Instructions for the task >> Look over the lines below. Report each one that includes the string "作用于胰腺".
----------------------------------------
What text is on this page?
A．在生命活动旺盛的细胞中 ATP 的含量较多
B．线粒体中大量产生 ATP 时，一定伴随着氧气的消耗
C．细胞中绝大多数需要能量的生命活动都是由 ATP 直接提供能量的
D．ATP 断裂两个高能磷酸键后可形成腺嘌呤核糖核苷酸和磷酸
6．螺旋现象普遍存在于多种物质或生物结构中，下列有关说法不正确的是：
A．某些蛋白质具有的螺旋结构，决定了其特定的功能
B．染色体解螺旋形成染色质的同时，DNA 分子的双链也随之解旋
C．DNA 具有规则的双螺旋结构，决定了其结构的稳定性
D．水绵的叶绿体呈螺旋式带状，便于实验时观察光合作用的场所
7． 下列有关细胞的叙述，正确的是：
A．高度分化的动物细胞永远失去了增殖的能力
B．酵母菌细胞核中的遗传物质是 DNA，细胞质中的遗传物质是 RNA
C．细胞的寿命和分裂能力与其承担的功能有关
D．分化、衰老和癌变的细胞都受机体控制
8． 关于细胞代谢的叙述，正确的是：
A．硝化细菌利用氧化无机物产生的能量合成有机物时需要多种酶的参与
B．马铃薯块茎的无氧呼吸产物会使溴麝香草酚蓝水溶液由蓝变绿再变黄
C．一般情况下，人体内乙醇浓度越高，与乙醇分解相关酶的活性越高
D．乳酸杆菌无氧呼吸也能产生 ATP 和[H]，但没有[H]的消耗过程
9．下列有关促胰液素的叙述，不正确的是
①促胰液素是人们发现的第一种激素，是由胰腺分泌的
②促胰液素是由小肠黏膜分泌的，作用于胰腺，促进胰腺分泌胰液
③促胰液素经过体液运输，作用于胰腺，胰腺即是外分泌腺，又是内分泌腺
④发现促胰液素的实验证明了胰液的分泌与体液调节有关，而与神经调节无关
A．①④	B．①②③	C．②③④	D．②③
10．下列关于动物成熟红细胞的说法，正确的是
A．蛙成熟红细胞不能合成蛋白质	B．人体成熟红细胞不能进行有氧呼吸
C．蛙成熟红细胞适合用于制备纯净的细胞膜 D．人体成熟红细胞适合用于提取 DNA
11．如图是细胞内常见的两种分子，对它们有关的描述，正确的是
----------------------------------------
Completed task >>
②促胰液素是由小肠黏膜分泌的，作用于胰腺，促进胰腺分泌胰液
③促胰液素经过体液运输，作用于胰腺，胰腺即是外分泌腺，又是内分泌腺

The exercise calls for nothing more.